**DIRECTIVE**
In the entries below, identify every line with the string "this" and copy it.

**RECORDS PROVIDED**
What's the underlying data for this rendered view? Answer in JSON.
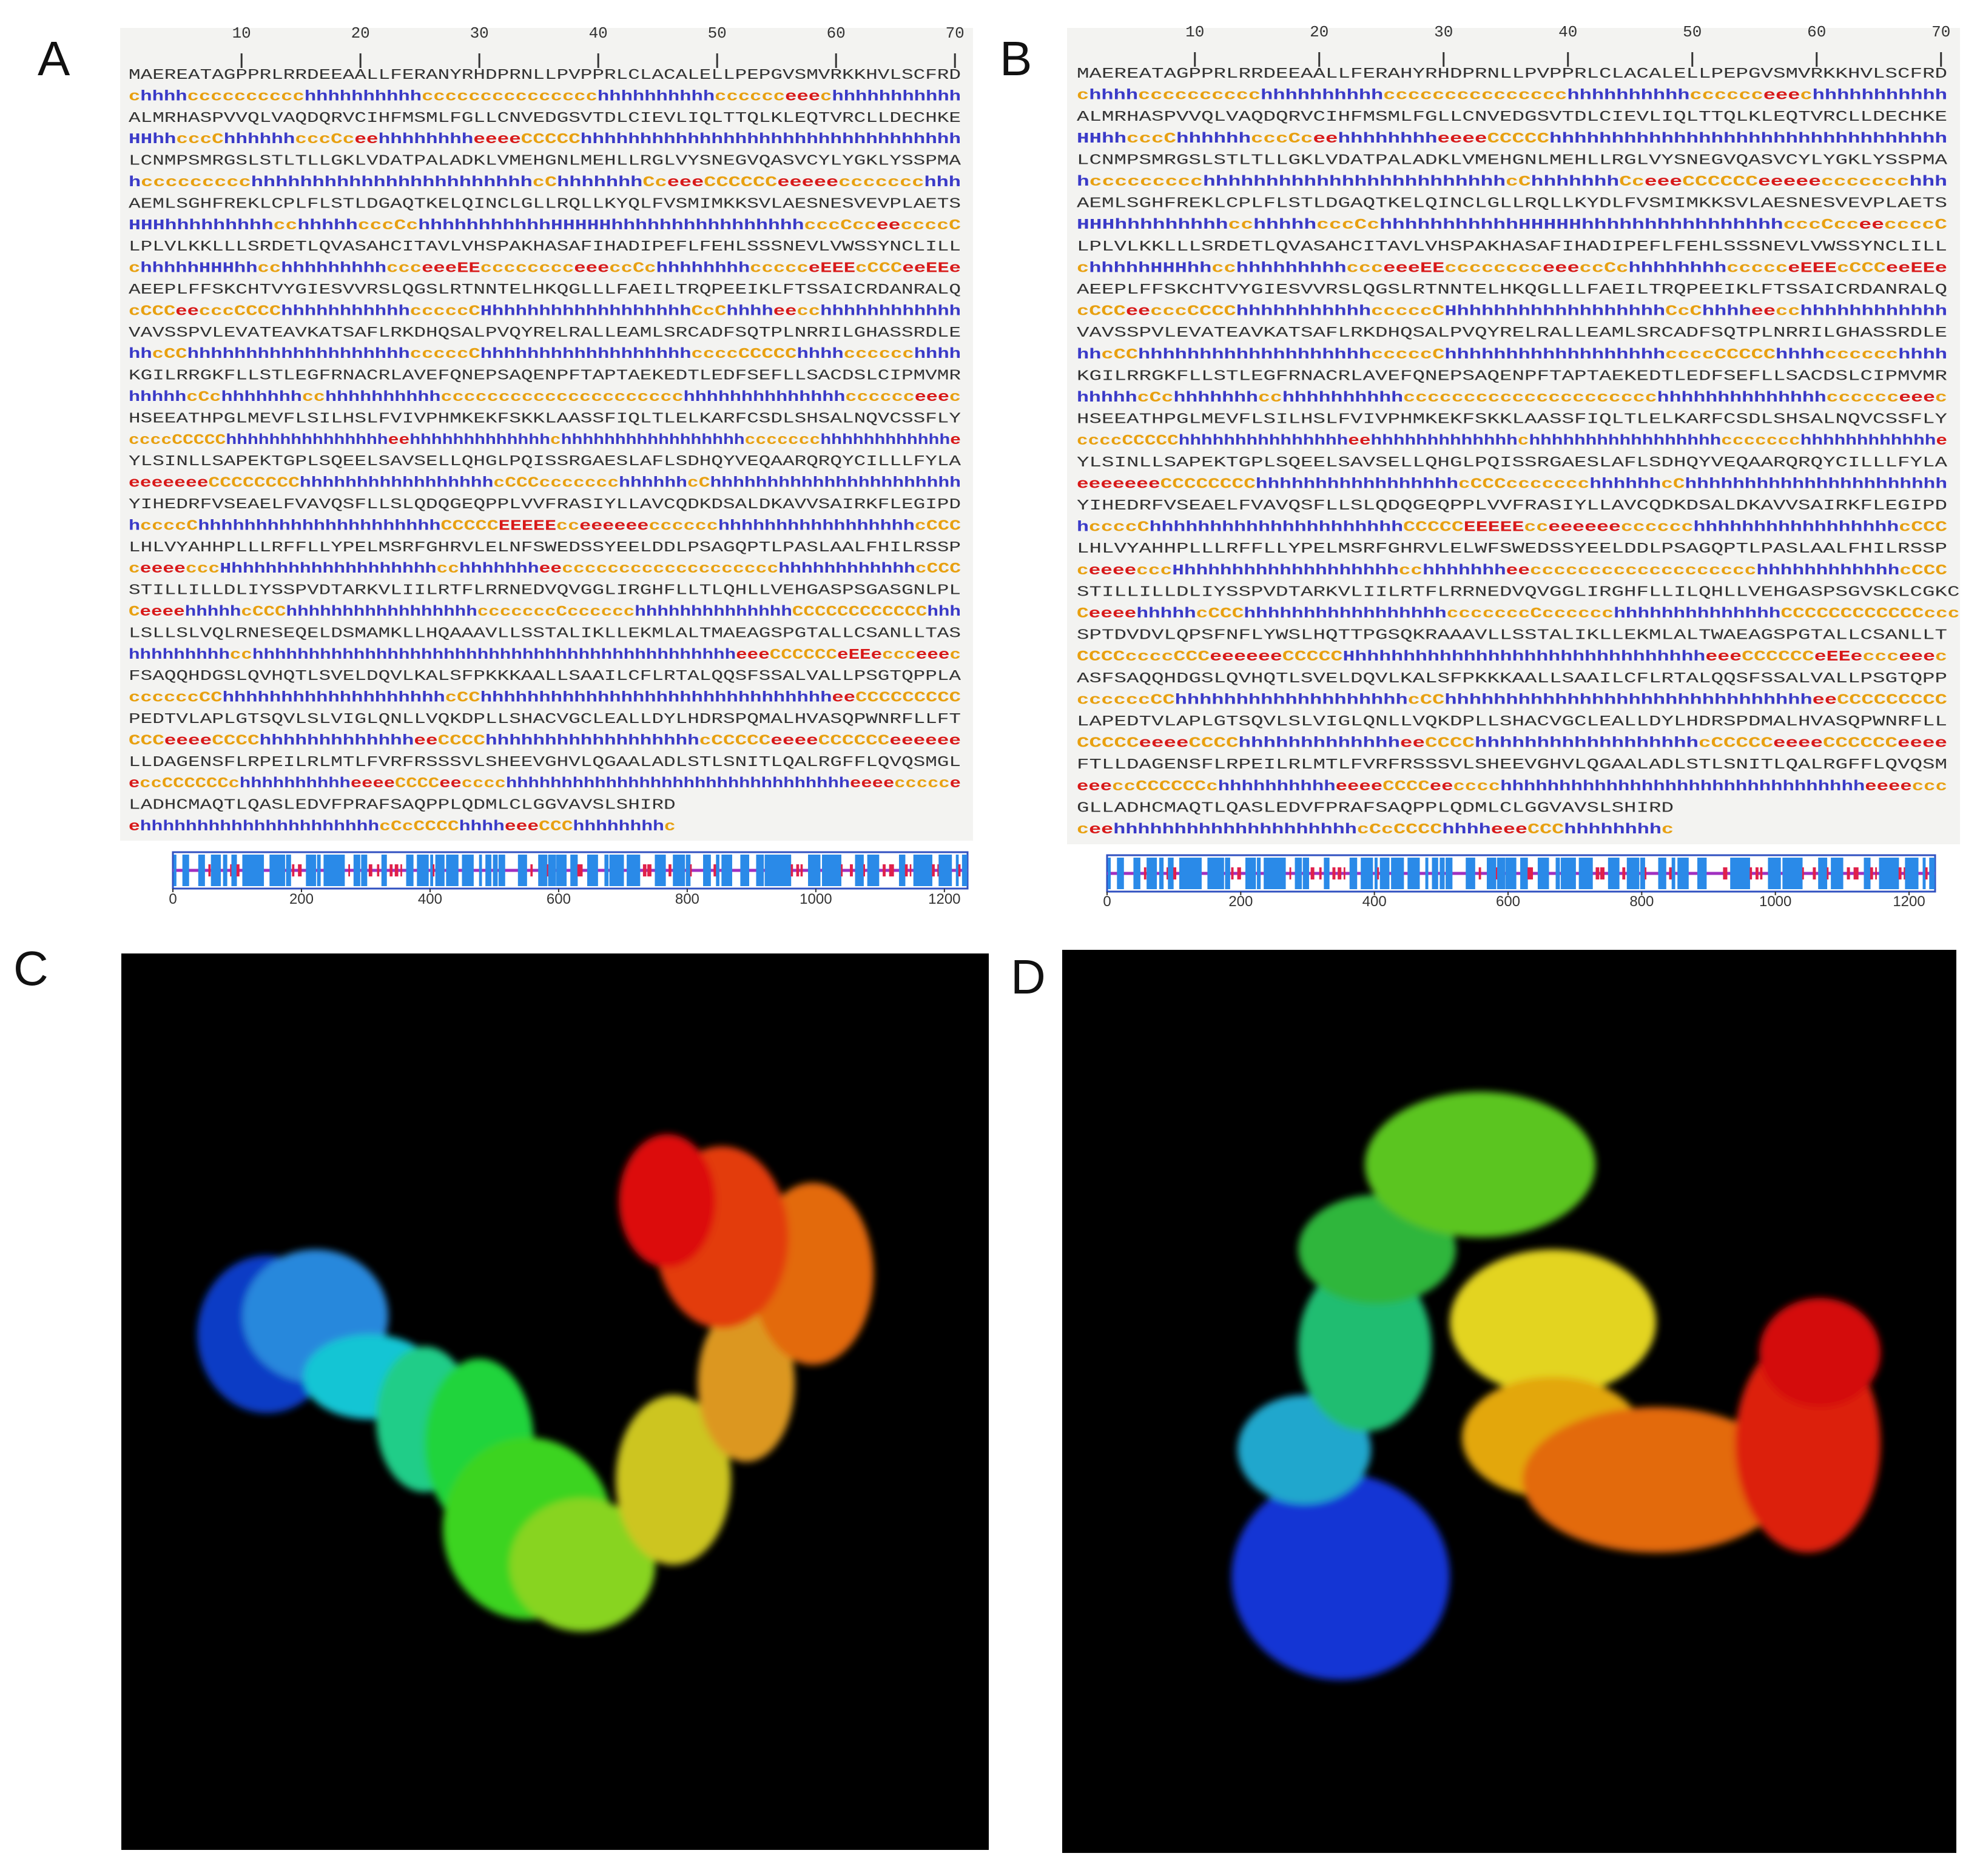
{
  "panels": [
    {
      "label": "A",
      "ruler": [
        10,
        20,
        30,
        40,
        50,
        60,
        70
      ],
      "rows": [
        {
          "seq": "MAEREATAGPPRLRRDEEAALLFERANYRHDPRNLLPVPPRLCLACALELLPEPGVSMVRKKHVLSCFRD",
          "ss": "chhhhcccccccccchhhhhhhhhhccccccccccccccchhhhhhhhhhcccccceeechhhhhhhhhhh"
        },
        {
          "seq": "ALMRHASPVVQLVAQDQRVCIHFMSMLFGLLCNVEDGSVTDLCIEVLIQLTTQLKLEQTVRCLLDECHKE",
          "ss": "HHhhcccChhhhhhcccCceehhhhhhhheeeeCCCCChhhhhhhhhhhhhhhhhhhhhhhhhhhhhhhh"
        },
        {
          "seq": "LCNMPSMRGSLSTLTLLGKLVDATPALADKLVMEHGNLMEHLLRGLVYSNEGVQASVCYLYGKLYSSPMA",
          "ss": "hccccccccchhhhhhhhhhhhhhhhhhhhhhhcChhhhhhhCceeeCCCCCCeeeeeccccccchhh"
        },
        {
          "seq": "AEMLSGHFREKLCPLFLSTLDGAQTKELQINCLGLLRQLLKYQLFVSMIMKKSVLAESNESVEVPLAETS",
          "ss": "HHHhhhhhhhhhcchhhhhcccCchhhhhhhhhhhHHHHHhhhhhhhhhhhhhhhhcccCcceeccccC"
        },
        {
          "seq": "LPLVLKKLLLSRDETLQVASAHCITAVLVHSPAKHASAFIHADIPEFLFEHLSSSNEVLVWSSYNCLILL",
          "ss": "chhhhhHHHhhcchhhhhhhhhccceeeEEcccccccceeeccCchhhhhhhhccccceEEEcCCCeeEEe"
        },
        {
          "seq": "AEEPLFFSKCHTVYGIESVVRSLQGSLRTNNTELHKQGLLLFAEILTRQPEEIKLFTSSAICRDANRALQ",
          "ss": "cCCCeecccCCCChhhhhhhhhhhcccccCHhhhhhhhhhhhhhhhhhCcChhhheecchhhhhhhhhhhh"
        },
        {
          "seq": "VAVSSPVLEVATEAVKATSAFLRKDHQSALPVQYRELRALLEAMLSRCADFSQTPLNRRILGHASSRDLE",
          "ss": "hhcCChhhhhhhhhhhhhhhhhhhcccccChhhhhhhhhhhhhhhhhhccccCCCCChhhhcccccchhhh"
        },
        {
          "seq": "KGILRRGKFLLSTLEGFRNACRLAVEFQNEPSAQENPFTAPTAEKEDTLEDFSEFLLSACDSLCIPMVMR",
          "ss": "hhhhhcCchhhhhhhcchhhhhhhhhhccccccccccccccccccccchhhhhhhhhhhhhhcccccceeec"
        },
        {
          "seq": "HSEEATHPGLMEVFLSILHSLFVIVPHMKEKFSKKLAASSFIQLTLELKARFCSDLSHSALNQVCSSFLY",
          "ss": "ccccCCCCChhhhhhhhhhhhhhheehhhhhhhhhhhhhchhhhhhhhhhhhhhhhhccccccchhhhhhhhhhhhe"
        },
        {
          "seq": "YLSINLLSAPEKTGPLSQEELSAVSELLQHGLPQISSRGAESLAFLSDHQYVEQAARQRQYCILLLFYLA",
          "ss": "eeeeeeeCCCCCCCChhhhhhhhhhhhhhhhhcCCCccccccchhhhhhcChhhhhhhhhhhhhhhhhhhhhh"
        },
        {
          "seq": "YIHEDRFVSEAELFVAVQSFLLSLQDQGEQPPLVVFRASIYLLAVCQDKDSALDKAVVSAIRKFLEGIPD",
          "ss": "hccccChhhhhhhhhhhhhhhhhhhhhCCCCCEEEEEcceeeeeecccccchhhhhhhhhhhhhhhhhcCCC"
        },
        {
          "seq": "LHLVYAHHPLLLRFFLLYPELMSRFGHRVLELNFSWEDSSYEELDDLPSAGQPTLPASLAALFHILRSSP",
          "ss": "ceeeecccHhhhhhhhhhhhhhhhhhhcchhhhhhheeccccccccccccccccccchhhhhhhhhhhhcCCC"
        },
        {
          "seq": "STILLILLDLIYSSPVDTARKVLIILRTFLRRNEDVQVGGLIRGHFLLTLQHLLVEHGASPSGASGNLPL",
          "ss": "CeeeehhhhhcCCChhhhhhhhhhhhhhhhhcccccccCcccccchhhhhhhhhhhhhhCCCCCCCCCCCChhh"
        },
        {
          "seq": "LSLLSLVQLRNESEQELDSMAMKLLHQAAAVLLSSTALIKLLEKMLALTMAEAGSPGTALLCSANLLTAS",
          "ss": "hhhhhhhhhcchhhhhhhhhhhhhhhhhhhhhhhhhhhhhhhhhhhhhhhhhhheeeCCCCCCeEEeccceeec"
        },
        {
          "seq": "FSAQQHDGSLQVHQTLSVELDQVLKALSFPKKKAALLSAAILCFLRTALQQSFSSALVALLPSGTQPPLA",
          "ss": "ccccccCChhhhhhhhhhhhhhhhhhhcCChhhhhhhhhhhhhhhhhhhhhhhhhhhhhheeCCCCCCCCC"
        },
        {
          "seq": "PEDTVLAPLGTSQVLSLVIGLQNLLVQKDPLLSHACVGCLEALLDYLHDRSPQMALHVASQPWNRFLLFT",
          "ss": "CCCeeeeCCCChhhhhhhhhhhhheeCCCChhhhhhhhhhhhhhhhhhcCCCCCeeeeCCCCCCeeeeee"
        },
        {
          "seq": "LLDAGENSFLRPEILRLMTLFVRFRSSSVLSHEEVGHVLQGAALADLSTLSNITLQALRGFFLQVQSMGL",
          "ss": "eccCCCCCCchhhhhhhhhheeeeCCCCeecccchhhhhhhhhhhhhhhhhhhhhhhhhhhhhhheeeeccccce"
        },
        {
          "seq": "LADHCMAQTLQASLEDVFPRAFSAQPPLQDMLCLGGVAVSLSHIRD",
          "ss": "ehhhhhhhhhhhhhhhhhhhhhcCcCCCChhhheeeCCChhhhhhhhc"
        }
      ],
      "scale_ticks": [
        0,
        200,
        400,
        600,
        800,
        1000,
        1200
      ]
    },
    {
      "label": "B",
      "ruler": [
        10,
        20,
        30,
        40,
        50,
        60,
        70
      ],
      "rows": [
        {
          "seq": "MAEREATAGPPRLRRDEEAALLFERAHYRHDPRNLLPVPPRLCLACALELLPEPGVSMVRKKHVLSCFRD",
          "ss": "chhhhcccccccccchhhhhhhhhhccccccccccccccchhhhhhhhhhcccccceeechhhhhhhhhhh"
        },
        {
          "seq": "ALMRHASPVVQLVAQDQRVCIHFMSMLFGLLCNVEDGSVTDLCIEVLIQLTTQLKLEQTVRCLLDECHKE",
          "ss": "HHhhcccChhhhhhcccCceehhhhhhhheeeeCCCCChhhhhhhhhhhhhhhhhhhhhhhhhhhhhhhh"
        },
        {
          "seq": "LCNMPSMRGSLSTLTLLGKLVDATPALADKLVMEHGNLMEHLLRGLVYSNEGVQASVCYLYGKLYSSPMA",
          "ss": "hccccccccchhhhhhhhhhhhhhhhhhhhhhhhcChhhhhhhCceeeCCCCCCeeeeeccccccchhh"
        },
        {
          "seq": "AEMLSGHFREKLCPLFLSTLDGAQTKELQINCLGLLRQLLKYDLFVSMIMKKSVLAESNESVEVPLAETS",
          "ss": "HHHhhhhhhhhhcchhhhhcccCchhhhhhhhhhhHHHHHhhhhhhhhhhhhhhhhcccCcceeccccC"
        },
        {
          "seq": "LPLVLKKLLLSRDETLQVASAHCITAVLVHSPAKHASAFIHADIPEFLFEHLSSSNEVLVWSSYNCLILL",
          "ss": "chhhhhHHHhhcchhhhhhhhhccceeeEEcccccccceeeccCchhhhhhhhccccceEEEcCCCeeEEe"
        },
        {
          "seq": "AEEPLFFSKCHTVYGIESVVRSLQGSLRTNNTELHKQGLLLFAEILTRQPEEIKLFTSSAICRDANRALQ",
          "ss": "cCCCeecccCCCChhhhhhhhhhhcccccCHhhhhhhhhhhhhhhhhhCcChhhheecchhhhhhhhhhhh"
        },
        {
          "seq": "VAVSSPVLEVATEAVKATSAFLRKDHQSALPVQYRELRALLEAMLSRCADFSQTPLNRRILGHASSRDLE",
          "ss": "hhcCChhhhhhhhhhhhhhhhhhhcccccChhhhhhhhhhhhhhhhhhccccCCCCChhhhcccccchhhh"
        },
        {
          "seq": "KGILRRGKFLLSTLEGFRNACRLAVEFQNEPSAQENPFTAPTAEKEDTLEDFSEFLLSACDSLCIPMVMR",
          "ss": "hhhhhcCchhhhhhhcchhhhhhhhhhccccccccccccccccccccchhhhhhhhhhhhhhcccccceeec"
        },
        {
          "seq": "HSEEATHPGLMEVFLSILHSLFVIVPHMKEKFSKKLAASSFIQLTLELKARFCSDLSHSALNQVCSSFLY",
          "ss": "ccccCCCCChhhhhhhhhhhhhhheehhhhhhhhhhhhhchhhhhhhhhhhhhhhhhccccccchhhhhhhhhhhhe"
        },
        {
          "seq": "YLSINLLSAPEKTGPLSQEELSAVSELLQHGLPQISSRGAESLAFLSDHQYVEQAARQRQYCILLLFYLA",
          "ss": "eeeeeeeCCCCCCCChhhhhhhhhhhhhhhhhcCCCccccccchhhhhhcChhhhhhhhhhhhhhhhhhhhhh"
        },
        {
          "seq": "YIHEDRFVSEAELFVAVQSFLLSLQDQGEQPPLVVFRASIYLLAVCQDKDSALDKAVVSAIRKFLEGIPD",
          "ss": "hccccChhhhhhhhhhhhhhhhhhhhhCCCCCEEEEEcceeeeeecccccchhhhhhhhhhhhhhhhhcCCC"
        },
        {
          "seq": "LHLVYAHHPLLLRFFLLYPELMSRFGHRVLELWFSWEDSSYEELDDLPSAGQPTLPASLAALFHILRSSP",
          "ss": "ceeeecccHhhhhhhhhhhhhhhhhhhcchhhhhhheeccccccccccccccccccchhhhhhhhhhhhcCCC"
        },
        {
          "seq": "STILLILLDLIYSSPVDTARKVLIILRTFLRRNEDVQVGGLIRGHFLLILQHLLVEHGASPSGVSKLCGKC",
          "ss": "CeeeehhhhhcCCChhhhhhhhhhhhhhhhhcccccccCcccccchhhhhhhhhhhhhhCCCCCCCCCCCCccc"
        },
        {
          "seq": "SPTDVDVLQPSFNFLYWSLHQTTPGSQKRAAAVLLSSTALIKLLEKMLALTWAEAGSPGTALLCSANLLT",
          "ss": "CCCCccccCCCeeeeeeCCCCCHhhhhhhhhhhhhhhhhhhhhhhhhhhhhheeeCCCCCCeEEeccceeec"
        },
        {
          "seq": "ASFSAQQHDGSLQVHQTLSVELDQVLKALSFPKKKAALLSAAILCFLRTALQQSFSSALVALLPSGTQPP",
          "ss": "ccccccCChhhhhhhhhhhhhhhhhhhcCChhhhhhhhhhhhhhhhhhhhhhhhhhhhhheeCCCCCCCCC"
        },
        {
          "seq": "LAPEDTVLAPLGTSQVLSLVIGLQNLLVQKDPLLSHACVGCLEALLDYLHDRSPDMALHVASQPWNRFLL",
          "ss": "CCCCCeeeeCCCChhhhhhhhhhhhheeCCCChhhhhhhhhhhhhhhhhhcCCCCCeeeeCCCCCCeeee"
        },
        {
          "seq": "FTLLDAGENSFLRPEILRLMTLFVRFRSSSVLSHEEVGHVLQGAALADLSTLSNITLQALRGFFLQVQSM",
          "ss": "eeeccCCCCCCchhhhhhhhhheeeeCCCCeecccchhhhhhhhhhhhhhhhhhhhhhhhhhhhhhheeeeccc"
        },
        {
          "seq": "GLLADHCMAQTLQASLEDVFPRAFSAQPPLQDMLCLGGVAVSLSHIRD",
          "ss": "ceehhhhhhhhhhhhhhhhhhhhcCcCCCChhhheeeCCChhhhhhhhc"
        }
      ],
      "scale_ticks": [
        0,
        200,
        400,
        600,
        800,
        1000,
        1200
      ]
    },
    {
      "label": "C"
    },
    {
      "label": "D"
    }
  ]
}
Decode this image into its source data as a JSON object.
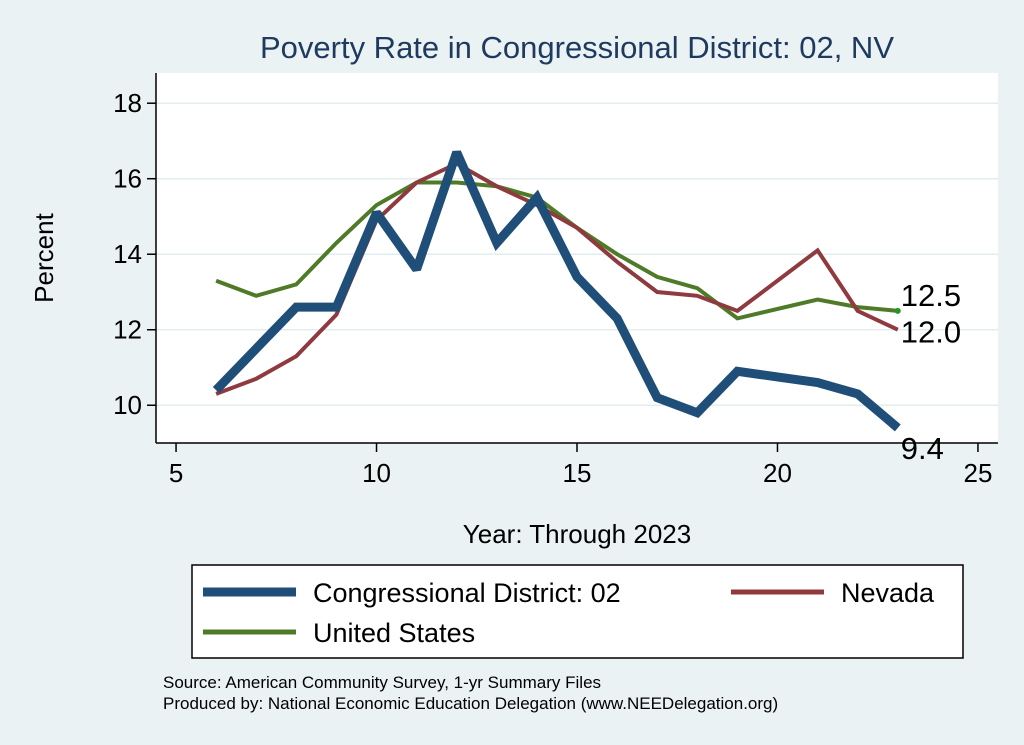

**REPLY**
What's the underlying data for this rendered view? Answer in JSON.
Decode this image into its source data as a JSON object.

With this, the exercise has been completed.